About this task
Where a line below holds the string "animals", that line goes into the answer.

Records to process

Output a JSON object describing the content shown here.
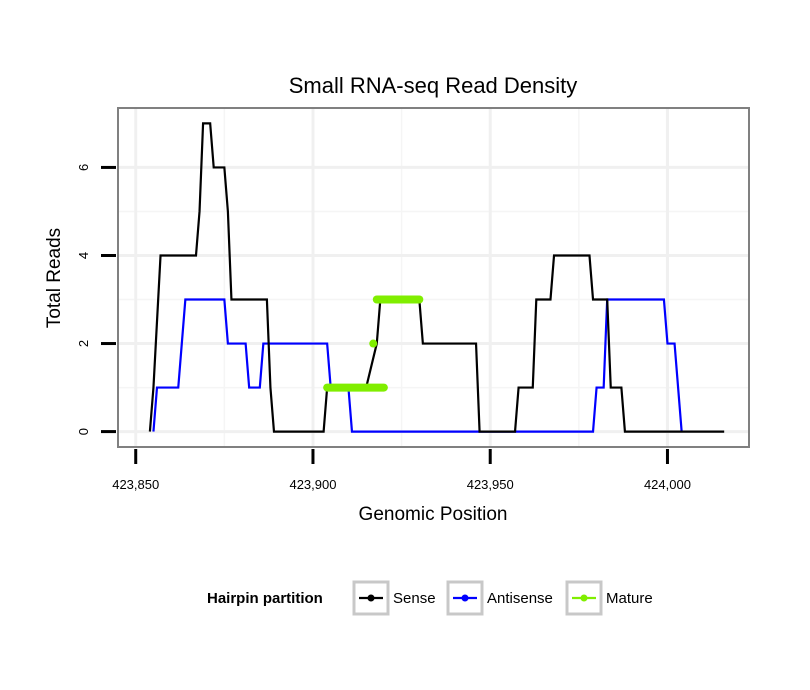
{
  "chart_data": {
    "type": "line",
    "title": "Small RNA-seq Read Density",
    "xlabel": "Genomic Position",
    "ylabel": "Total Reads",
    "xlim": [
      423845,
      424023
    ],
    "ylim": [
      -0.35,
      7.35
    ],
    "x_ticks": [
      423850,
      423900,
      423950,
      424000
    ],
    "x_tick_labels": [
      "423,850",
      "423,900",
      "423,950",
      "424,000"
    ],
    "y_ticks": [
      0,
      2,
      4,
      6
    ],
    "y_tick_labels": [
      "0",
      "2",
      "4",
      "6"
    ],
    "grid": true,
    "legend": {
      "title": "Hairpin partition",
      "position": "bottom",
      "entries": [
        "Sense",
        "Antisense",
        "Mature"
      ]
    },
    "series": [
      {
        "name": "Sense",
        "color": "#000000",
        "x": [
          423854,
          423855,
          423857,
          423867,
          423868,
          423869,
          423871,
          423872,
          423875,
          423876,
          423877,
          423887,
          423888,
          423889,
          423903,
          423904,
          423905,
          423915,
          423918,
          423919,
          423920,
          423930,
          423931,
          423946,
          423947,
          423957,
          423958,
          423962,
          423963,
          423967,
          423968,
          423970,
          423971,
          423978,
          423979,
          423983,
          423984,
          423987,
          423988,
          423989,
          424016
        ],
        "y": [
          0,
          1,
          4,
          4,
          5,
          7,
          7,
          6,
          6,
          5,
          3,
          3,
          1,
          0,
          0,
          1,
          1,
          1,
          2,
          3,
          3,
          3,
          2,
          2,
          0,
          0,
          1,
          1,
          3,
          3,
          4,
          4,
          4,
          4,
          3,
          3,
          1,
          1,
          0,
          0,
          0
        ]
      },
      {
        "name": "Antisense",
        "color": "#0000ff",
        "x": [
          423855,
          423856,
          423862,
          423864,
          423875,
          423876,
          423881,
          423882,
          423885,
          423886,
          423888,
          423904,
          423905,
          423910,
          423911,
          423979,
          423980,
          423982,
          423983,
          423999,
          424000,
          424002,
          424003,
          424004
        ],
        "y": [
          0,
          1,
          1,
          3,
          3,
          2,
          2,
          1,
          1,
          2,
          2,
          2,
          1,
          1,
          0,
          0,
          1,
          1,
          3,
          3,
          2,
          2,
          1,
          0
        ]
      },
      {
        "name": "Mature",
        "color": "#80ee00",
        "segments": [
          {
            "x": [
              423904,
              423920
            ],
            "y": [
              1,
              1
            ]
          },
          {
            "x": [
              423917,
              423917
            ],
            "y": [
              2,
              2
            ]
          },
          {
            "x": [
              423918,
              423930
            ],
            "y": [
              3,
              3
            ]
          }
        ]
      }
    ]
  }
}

---

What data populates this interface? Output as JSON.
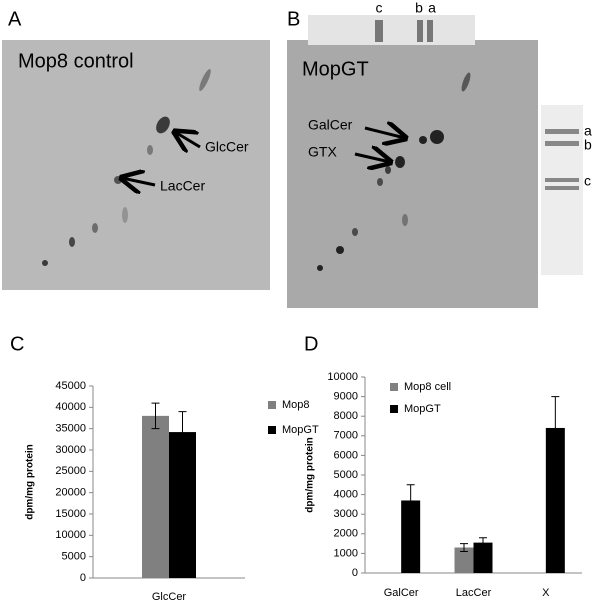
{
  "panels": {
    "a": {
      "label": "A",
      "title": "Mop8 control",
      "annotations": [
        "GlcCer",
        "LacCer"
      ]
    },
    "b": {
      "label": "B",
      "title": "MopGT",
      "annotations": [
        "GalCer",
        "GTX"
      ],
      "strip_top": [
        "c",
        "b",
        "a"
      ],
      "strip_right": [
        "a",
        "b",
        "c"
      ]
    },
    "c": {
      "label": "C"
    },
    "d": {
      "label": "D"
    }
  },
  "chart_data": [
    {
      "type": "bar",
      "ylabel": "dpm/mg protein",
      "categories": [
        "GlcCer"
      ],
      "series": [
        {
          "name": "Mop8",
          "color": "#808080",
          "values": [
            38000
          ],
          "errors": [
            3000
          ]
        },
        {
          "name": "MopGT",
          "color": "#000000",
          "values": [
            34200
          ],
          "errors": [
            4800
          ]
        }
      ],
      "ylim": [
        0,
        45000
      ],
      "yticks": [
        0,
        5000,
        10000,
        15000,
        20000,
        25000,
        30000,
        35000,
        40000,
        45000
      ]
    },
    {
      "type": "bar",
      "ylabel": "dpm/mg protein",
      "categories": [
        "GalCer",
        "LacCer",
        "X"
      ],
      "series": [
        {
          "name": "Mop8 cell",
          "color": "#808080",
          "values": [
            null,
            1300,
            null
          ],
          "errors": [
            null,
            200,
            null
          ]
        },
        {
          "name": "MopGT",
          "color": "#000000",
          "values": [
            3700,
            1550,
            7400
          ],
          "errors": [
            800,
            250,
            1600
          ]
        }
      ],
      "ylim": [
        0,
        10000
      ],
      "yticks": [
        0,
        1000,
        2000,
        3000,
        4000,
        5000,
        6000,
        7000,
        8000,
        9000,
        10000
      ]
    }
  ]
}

---

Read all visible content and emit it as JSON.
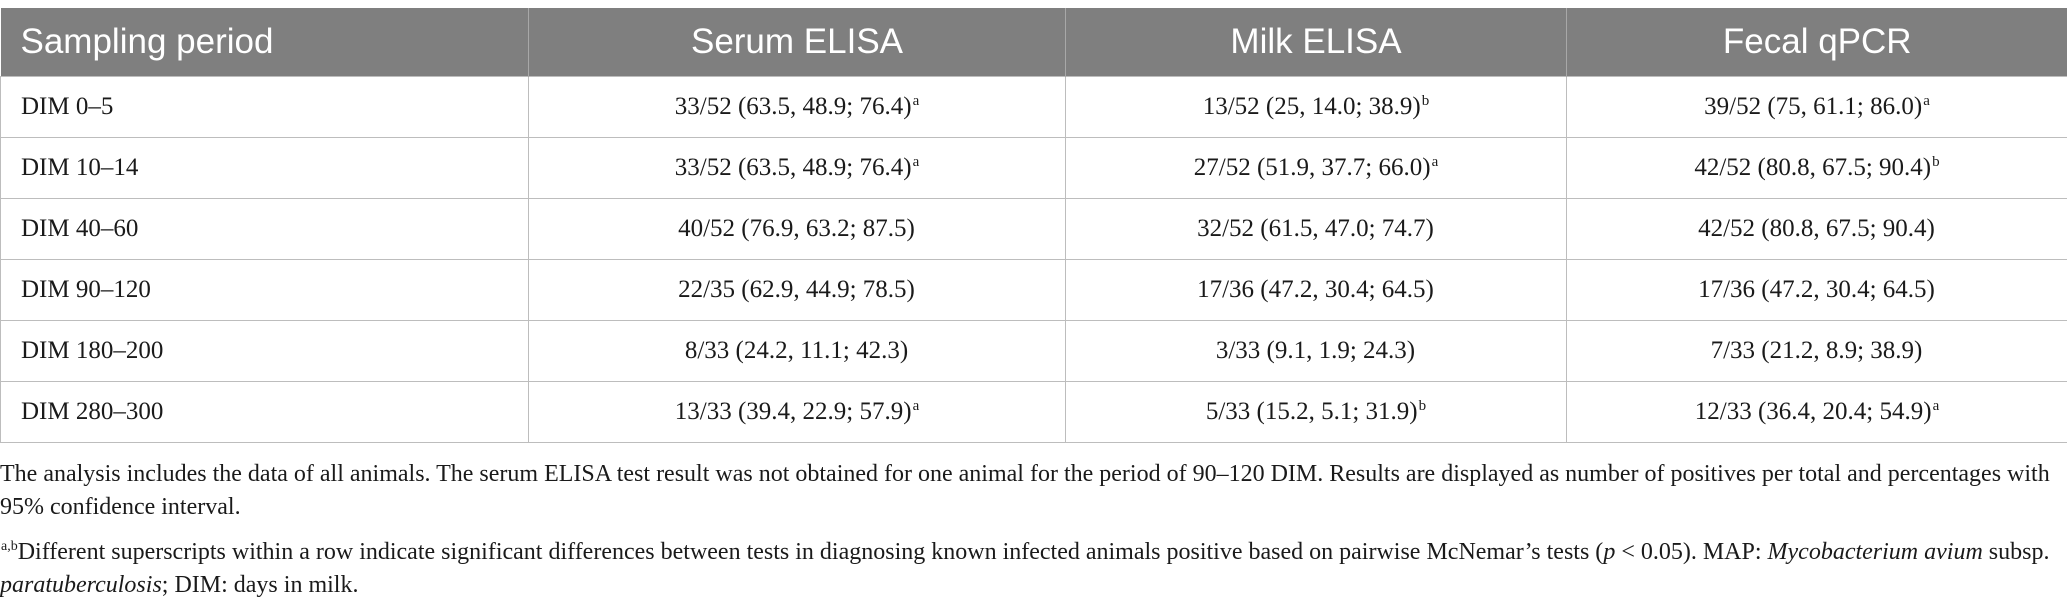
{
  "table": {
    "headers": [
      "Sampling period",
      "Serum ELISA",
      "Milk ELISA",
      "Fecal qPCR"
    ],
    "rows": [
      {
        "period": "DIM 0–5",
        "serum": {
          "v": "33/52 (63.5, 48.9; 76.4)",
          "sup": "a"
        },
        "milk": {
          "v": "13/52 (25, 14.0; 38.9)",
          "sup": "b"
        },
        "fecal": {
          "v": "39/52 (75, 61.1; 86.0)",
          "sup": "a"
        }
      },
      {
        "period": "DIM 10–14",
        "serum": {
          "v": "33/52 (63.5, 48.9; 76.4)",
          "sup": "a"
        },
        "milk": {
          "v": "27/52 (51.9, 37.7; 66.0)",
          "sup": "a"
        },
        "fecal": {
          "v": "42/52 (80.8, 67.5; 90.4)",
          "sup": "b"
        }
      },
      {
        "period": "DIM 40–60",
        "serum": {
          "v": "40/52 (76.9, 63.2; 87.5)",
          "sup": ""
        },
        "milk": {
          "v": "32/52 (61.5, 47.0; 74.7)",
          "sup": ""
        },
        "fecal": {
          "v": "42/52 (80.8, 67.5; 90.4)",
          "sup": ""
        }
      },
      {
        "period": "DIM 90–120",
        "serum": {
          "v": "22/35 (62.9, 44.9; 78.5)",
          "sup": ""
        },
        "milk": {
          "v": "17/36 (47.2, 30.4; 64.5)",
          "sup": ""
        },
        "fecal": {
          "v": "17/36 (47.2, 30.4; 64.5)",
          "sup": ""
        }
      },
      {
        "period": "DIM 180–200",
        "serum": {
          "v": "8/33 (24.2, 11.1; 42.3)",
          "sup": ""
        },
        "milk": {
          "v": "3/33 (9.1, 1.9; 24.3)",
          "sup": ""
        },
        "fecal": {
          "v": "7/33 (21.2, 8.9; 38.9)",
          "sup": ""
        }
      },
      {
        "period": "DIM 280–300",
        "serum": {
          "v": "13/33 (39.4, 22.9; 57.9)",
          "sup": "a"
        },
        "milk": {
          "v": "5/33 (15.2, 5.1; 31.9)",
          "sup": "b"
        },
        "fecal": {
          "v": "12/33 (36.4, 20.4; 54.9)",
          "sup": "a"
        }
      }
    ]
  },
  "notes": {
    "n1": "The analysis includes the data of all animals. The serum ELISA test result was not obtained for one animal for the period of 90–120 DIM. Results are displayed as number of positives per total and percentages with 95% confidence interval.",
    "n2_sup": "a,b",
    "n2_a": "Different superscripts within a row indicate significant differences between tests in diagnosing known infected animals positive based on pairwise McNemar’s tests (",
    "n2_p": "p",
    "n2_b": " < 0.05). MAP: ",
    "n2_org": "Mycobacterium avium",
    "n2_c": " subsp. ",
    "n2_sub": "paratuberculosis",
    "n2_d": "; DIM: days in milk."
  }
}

Result below
    "n1": "The analysis includes the data of all animals. The serum ELISA test result was not obtained for one animal for the period of 90–120 DIM. Results are displayed as number of positives per total and percentages with 95% confidence interval.",
    "n2_a": "Different superscripts within a row indicate significant differences between tests in diagnosing known infected animals positive based on pairwise McNemar’s tests (",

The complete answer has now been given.